- TASK REQUIREMENTS
Read the material below and count the lines holding the string "date". Give that count with nothing added.
——————————
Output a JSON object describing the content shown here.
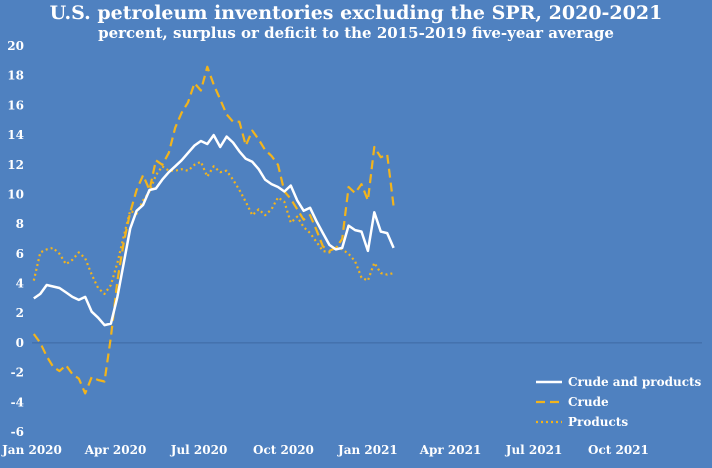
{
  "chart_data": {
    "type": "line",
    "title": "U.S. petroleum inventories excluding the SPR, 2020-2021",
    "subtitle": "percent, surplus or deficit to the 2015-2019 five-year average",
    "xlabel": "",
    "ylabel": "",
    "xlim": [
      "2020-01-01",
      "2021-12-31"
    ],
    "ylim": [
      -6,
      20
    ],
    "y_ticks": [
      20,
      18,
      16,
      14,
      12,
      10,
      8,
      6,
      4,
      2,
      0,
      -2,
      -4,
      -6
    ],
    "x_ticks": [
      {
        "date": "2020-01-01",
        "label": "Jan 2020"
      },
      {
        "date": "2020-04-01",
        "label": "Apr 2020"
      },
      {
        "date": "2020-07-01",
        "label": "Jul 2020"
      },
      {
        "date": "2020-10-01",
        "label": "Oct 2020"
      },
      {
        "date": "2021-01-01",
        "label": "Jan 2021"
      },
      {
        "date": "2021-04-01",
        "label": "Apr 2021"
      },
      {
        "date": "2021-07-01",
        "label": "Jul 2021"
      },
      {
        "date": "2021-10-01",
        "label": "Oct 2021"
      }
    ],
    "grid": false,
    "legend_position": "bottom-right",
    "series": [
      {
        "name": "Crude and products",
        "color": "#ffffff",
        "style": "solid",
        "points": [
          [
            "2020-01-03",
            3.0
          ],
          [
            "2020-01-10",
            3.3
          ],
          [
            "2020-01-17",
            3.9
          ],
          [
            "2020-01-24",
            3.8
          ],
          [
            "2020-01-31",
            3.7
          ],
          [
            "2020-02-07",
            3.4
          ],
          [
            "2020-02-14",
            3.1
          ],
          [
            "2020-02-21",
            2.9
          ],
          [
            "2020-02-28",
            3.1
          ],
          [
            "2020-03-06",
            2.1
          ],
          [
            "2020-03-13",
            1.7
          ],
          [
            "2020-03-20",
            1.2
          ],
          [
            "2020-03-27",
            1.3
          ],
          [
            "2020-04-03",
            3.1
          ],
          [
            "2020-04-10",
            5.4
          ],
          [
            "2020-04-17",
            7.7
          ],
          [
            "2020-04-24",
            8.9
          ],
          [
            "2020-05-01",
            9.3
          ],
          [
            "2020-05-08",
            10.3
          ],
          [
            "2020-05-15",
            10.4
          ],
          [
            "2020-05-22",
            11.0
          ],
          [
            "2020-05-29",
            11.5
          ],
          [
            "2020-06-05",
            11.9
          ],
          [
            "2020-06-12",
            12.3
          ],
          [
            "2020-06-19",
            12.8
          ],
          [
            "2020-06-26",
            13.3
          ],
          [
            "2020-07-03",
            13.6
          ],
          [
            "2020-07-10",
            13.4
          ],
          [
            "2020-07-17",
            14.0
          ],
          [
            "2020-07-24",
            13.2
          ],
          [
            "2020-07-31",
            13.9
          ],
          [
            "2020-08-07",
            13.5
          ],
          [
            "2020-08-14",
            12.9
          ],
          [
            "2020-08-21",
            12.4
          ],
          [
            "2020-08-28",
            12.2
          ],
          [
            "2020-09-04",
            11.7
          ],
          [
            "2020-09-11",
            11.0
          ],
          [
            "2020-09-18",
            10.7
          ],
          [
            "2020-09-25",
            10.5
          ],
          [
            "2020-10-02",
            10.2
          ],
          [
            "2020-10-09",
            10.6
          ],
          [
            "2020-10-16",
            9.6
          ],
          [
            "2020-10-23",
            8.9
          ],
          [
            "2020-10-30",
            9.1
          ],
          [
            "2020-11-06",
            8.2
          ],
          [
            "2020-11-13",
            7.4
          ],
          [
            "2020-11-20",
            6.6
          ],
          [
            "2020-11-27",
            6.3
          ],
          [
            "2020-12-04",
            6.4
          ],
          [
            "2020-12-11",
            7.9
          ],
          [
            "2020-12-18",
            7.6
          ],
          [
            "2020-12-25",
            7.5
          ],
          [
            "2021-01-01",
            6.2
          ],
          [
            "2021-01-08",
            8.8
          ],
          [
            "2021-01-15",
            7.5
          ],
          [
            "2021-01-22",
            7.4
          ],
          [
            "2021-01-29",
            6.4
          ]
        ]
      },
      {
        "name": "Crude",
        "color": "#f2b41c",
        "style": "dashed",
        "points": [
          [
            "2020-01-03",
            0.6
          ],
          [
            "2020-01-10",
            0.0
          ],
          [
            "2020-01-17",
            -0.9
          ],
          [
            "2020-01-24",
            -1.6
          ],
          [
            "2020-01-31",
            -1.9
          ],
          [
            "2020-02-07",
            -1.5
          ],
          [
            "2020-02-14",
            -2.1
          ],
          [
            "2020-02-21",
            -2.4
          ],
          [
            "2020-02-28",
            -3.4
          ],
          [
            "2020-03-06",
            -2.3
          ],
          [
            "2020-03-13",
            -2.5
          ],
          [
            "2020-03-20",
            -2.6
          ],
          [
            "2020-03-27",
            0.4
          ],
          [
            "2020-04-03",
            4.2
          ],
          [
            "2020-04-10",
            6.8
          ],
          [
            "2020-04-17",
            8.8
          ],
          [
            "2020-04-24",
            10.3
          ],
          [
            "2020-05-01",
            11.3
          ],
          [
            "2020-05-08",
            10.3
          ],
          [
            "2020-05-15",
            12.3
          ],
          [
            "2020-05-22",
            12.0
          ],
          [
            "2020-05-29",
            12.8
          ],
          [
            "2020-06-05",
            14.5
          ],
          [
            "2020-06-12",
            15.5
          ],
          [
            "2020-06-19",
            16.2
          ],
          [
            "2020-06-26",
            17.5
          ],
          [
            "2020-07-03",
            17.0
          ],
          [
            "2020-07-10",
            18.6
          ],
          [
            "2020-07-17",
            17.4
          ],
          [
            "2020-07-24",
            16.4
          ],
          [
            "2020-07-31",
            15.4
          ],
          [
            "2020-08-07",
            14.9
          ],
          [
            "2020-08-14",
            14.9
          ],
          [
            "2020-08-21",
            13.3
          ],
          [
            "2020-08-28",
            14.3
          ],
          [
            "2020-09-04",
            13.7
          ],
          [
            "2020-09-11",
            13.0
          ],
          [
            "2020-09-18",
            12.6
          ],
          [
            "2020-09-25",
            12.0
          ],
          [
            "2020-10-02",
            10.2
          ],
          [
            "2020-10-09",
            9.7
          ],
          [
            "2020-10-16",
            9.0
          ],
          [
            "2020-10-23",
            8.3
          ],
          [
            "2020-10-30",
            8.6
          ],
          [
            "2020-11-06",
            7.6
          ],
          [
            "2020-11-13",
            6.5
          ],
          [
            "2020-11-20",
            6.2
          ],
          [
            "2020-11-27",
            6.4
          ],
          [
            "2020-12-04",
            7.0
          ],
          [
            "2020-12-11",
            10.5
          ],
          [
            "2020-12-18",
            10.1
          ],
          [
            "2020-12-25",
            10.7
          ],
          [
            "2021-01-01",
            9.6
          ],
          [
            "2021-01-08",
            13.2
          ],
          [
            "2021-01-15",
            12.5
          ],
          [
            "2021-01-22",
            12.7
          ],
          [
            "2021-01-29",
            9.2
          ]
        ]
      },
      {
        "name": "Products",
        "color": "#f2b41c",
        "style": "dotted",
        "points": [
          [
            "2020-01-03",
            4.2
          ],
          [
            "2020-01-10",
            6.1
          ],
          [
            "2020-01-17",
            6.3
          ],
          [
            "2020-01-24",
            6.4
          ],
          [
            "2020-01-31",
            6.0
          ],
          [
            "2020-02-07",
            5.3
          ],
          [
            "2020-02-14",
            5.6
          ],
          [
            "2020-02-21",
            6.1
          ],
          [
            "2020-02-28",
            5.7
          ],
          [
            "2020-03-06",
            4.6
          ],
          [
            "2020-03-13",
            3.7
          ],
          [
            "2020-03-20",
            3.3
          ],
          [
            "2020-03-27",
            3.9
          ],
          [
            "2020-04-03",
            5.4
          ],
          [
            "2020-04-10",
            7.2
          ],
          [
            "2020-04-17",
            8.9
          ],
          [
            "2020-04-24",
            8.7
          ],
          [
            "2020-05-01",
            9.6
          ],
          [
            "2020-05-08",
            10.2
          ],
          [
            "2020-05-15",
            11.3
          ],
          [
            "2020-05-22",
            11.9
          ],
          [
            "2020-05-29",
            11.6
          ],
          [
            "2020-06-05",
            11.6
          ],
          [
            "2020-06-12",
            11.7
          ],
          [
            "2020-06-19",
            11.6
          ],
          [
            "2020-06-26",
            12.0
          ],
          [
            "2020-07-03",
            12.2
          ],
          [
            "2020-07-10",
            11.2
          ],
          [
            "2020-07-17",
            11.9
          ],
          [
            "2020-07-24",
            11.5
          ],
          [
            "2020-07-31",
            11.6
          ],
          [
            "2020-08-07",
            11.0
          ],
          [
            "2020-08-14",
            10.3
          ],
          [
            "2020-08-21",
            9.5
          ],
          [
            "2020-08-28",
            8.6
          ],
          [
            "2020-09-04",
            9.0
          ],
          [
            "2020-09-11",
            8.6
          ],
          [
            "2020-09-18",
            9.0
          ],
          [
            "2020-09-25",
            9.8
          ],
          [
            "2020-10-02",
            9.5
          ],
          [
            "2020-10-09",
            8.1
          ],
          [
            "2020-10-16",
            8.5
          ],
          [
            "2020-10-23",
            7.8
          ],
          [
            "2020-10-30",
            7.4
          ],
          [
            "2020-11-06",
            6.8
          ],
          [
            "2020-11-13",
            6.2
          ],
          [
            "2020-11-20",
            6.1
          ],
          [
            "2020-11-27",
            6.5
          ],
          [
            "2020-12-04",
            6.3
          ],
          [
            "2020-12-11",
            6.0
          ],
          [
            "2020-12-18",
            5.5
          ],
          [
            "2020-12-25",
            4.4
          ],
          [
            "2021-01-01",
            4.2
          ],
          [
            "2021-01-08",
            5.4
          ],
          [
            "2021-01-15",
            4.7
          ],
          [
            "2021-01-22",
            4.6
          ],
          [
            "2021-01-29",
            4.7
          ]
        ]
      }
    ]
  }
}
——————————
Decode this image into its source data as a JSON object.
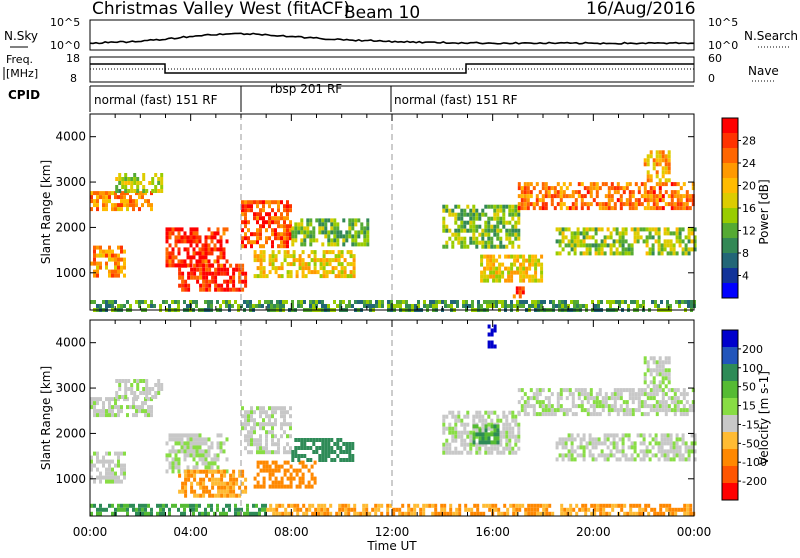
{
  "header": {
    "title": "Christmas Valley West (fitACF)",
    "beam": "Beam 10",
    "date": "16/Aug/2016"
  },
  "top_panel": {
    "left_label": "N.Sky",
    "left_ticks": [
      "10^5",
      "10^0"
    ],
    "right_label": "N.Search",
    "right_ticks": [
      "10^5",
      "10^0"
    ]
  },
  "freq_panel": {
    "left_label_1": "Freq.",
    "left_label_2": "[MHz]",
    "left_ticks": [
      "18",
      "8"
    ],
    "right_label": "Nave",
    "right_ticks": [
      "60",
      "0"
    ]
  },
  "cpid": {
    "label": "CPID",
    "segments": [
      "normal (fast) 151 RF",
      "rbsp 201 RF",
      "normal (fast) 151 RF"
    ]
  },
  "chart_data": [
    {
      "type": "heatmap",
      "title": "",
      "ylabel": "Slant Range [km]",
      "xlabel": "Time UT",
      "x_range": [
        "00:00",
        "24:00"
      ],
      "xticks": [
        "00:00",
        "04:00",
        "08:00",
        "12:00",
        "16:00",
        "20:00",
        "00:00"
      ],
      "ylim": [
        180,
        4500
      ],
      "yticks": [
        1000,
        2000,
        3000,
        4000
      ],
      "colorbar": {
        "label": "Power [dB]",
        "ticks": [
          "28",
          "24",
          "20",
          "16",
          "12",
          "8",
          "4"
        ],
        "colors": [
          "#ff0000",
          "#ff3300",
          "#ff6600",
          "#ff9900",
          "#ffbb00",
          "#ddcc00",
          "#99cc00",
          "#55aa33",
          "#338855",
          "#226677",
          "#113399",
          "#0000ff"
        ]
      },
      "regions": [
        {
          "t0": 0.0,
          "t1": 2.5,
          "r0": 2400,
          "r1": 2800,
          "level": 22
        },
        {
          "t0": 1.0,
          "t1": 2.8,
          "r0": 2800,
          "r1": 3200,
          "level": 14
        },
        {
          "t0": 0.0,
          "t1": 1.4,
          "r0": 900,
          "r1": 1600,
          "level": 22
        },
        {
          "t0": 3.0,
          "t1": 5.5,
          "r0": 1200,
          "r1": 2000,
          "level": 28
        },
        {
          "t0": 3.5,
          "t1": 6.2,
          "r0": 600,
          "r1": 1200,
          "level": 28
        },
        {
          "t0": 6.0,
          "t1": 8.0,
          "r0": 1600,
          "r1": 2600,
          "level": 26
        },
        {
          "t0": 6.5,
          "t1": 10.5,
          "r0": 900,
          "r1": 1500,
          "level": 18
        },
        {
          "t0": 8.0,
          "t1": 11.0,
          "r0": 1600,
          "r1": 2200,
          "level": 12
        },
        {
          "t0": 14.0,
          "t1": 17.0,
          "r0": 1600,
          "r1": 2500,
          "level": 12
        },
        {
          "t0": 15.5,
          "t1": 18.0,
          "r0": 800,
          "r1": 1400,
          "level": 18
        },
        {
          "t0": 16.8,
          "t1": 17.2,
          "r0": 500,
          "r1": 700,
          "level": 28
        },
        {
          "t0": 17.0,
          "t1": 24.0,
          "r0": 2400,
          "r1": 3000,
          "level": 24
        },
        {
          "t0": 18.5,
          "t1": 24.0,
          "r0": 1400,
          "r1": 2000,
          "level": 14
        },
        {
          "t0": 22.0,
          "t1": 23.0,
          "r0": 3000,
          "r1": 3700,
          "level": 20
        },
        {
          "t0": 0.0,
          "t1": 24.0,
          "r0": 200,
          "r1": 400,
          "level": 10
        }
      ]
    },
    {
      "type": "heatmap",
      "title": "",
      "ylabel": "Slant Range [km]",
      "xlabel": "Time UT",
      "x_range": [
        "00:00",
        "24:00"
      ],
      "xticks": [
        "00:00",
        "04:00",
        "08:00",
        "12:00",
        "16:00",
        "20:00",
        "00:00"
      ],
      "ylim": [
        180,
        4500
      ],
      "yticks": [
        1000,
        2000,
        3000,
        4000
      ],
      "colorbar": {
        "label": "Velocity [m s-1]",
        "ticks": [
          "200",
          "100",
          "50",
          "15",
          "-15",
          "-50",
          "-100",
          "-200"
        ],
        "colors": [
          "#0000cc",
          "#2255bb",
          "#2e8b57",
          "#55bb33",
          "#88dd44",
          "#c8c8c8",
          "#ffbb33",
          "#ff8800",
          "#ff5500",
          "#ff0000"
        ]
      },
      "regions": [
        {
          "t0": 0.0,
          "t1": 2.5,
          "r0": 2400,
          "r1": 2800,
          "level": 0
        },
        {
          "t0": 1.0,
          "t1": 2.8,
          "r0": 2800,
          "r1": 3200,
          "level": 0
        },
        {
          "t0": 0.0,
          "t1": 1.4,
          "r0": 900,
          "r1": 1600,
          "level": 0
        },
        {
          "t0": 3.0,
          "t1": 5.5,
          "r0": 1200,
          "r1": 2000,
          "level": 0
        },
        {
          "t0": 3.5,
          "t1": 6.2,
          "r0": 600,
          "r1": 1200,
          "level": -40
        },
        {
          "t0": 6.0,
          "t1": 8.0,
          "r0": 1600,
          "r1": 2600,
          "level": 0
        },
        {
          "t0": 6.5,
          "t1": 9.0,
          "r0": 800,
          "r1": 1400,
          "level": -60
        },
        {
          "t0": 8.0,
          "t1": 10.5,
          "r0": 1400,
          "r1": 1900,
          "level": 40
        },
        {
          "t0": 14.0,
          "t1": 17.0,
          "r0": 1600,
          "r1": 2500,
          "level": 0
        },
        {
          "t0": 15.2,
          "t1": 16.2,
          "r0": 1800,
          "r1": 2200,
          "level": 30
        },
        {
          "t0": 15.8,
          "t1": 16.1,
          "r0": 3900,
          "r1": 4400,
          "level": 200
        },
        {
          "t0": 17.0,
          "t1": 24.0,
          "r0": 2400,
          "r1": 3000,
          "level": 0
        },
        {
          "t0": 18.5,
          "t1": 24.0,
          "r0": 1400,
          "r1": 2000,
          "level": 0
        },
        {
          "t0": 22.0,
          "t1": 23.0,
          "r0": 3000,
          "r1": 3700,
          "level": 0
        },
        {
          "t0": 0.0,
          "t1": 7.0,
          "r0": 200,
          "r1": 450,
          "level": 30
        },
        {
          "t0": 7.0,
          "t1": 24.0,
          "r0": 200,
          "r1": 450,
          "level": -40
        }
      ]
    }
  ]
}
——————————
- CORRECT ANSWER
9